▶ **SET EXERCISE**
Your reply should be one number: the count of lines holding the word "replace".

Stored data:
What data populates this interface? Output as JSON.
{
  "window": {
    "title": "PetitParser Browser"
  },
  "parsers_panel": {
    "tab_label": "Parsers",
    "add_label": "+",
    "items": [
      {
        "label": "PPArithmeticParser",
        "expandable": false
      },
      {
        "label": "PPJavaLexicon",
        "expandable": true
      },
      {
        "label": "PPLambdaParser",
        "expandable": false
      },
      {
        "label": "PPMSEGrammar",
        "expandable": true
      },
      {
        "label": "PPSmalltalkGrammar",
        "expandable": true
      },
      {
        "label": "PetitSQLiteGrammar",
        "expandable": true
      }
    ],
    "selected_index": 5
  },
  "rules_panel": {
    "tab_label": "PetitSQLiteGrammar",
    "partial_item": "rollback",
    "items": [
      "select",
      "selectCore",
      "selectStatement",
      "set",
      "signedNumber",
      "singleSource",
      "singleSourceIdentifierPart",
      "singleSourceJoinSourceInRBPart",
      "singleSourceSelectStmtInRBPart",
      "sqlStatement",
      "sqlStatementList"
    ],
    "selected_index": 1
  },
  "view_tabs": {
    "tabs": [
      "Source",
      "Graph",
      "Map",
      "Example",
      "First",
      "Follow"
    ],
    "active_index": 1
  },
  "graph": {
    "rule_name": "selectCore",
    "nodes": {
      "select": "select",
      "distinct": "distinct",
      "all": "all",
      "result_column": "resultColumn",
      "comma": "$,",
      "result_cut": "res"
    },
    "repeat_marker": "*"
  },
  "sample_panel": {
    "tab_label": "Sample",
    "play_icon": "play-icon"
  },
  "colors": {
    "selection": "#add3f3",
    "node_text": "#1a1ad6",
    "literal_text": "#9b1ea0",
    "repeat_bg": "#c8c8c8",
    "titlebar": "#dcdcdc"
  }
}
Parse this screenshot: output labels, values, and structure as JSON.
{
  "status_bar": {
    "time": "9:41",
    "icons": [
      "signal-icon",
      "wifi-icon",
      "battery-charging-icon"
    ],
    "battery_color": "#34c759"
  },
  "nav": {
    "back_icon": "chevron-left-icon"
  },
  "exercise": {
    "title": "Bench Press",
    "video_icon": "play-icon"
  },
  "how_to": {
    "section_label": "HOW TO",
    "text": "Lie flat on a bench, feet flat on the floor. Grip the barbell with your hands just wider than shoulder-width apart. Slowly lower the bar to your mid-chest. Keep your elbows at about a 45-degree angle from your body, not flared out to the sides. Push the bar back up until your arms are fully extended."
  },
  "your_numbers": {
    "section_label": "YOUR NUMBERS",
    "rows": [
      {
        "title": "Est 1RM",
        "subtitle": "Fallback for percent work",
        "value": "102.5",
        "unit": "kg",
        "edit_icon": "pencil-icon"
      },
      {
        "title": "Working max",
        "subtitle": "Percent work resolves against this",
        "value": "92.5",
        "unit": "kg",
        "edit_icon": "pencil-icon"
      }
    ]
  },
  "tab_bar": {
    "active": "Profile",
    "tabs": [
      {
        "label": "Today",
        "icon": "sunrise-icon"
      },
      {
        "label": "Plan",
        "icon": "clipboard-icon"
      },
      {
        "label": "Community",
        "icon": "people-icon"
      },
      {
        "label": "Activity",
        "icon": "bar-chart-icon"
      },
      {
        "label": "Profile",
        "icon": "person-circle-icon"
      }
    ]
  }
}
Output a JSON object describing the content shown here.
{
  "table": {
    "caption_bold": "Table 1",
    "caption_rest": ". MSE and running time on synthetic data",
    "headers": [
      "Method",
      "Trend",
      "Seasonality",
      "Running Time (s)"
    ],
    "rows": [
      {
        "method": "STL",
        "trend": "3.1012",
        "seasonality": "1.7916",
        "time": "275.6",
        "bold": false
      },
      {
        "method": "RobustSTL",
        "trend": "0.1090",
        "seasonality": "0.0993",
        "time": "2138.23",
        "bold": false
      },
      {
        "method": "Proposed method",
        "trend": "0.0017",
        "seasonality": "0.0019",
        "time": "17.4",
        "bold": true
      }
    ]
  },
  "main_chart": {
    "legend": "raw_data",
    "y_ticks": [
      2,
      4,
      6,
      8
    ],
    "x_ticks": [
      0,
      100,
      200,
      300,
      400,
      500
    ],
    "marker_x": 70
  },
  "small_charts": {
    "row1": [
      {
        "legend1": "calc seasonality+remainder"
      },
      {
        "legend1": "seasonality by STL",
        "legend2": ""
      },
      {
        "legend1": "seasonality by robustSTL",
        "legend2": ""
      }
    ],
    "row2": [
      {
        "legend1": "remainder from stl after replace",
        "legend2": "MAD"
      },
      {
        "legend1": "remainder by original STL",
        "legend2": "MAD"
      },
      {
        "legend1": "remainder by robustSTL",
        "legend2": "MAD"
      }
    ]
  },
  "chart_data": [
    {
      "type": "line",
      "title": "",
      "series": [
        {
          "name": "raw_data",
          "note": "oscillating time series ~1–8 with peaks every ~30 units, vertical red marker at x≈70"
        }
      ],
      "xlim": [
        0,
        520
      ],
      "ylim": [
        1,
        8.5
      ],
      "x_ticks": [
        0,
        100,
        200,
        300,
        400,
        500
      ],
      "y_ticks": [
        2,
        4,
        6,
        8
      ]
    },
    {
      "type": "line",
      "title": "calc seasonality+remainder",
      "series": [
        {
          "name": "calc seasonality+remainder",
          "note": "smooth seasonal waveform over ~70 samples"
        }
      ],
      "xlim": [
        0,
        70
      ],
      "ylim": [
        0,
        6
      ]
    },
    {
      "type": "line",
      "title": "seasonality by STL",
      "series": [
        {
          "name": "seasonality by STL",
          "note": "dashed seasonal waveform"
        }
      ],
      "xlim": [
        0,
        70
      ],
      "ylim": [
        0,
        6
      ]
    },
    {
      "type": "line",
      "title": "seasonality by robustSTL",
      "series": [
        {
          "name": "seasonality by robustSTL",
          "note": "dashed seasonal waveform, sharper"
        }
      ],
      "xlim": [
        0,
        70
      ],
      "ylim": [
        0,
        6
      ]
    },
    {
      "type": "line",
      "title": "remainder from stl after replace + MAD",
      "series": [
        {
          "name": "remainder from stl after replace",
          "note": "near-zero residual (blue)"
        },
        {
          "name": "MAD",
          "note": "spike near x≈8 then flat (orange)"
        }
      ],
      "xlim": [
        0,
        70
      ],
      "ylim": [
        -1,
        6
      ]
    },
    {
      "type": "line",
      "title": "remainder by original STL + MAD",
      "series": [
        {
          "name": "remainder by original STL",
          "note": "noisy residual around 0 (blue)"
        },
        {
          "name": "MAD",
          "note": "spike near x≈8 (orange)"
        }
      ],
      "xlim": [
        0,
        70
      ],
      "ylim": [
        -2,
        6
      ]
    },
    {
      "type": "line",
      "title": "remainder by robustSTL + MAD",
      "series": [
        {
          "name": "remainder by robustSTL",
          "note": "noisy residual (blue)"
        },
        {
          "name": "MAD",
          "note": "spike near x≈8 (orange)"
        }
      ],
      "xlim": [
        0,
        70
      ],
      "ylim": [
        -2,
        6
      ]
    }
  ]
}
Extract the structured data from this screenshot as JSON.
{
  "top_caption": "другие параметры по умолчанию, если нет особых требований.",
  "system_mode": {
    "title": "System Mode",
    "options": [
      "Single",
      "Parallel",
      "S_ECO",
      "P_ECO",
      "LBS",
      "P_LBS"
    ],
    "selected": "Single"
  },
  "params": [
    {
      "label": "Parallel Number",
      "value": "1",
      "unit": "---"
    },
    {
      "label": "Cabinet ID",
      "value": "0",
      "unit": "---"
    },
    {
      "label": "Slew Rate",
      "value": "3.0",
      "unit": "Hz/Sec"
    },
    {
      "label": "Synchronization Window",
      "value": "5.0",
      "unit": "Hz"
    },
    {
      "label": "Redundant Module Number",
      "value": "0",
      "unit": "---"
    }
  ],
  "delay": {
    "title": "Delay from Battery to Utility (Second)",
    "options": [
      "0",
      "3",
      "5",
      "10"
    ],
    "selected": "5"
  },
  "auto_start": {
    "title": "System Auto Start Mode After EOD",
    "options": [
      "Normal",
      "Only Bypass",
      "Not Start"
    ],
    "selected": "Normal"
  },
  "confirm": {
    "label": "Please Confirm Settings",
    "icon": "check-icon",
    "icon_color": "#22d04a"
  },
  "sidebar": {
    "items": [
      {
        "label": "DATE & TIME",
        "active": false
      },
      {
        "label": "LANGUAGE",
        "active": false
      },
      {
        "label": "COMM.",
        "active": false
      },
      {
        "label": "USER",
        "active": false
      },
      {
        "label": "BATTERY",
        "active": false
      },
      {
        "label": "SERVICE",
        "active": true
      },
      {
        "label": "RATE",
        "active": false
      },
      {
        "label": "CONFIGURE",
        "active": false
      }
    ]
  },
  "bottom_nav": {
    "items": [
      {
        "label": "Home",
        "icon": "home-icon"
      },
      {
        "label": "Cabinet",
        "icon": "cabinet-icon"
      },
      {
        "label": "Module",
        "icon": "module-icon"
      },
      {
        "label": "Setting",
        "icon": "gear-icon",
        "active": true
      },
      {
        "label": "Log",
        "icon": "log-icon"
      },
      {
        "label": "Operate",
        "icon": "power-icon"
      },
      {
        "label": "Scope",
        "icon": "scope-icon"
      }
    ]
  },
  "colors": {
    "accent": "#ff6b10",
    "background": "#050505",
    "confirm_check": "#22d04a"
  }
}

▶ **PROBLEM SOLUTION**
3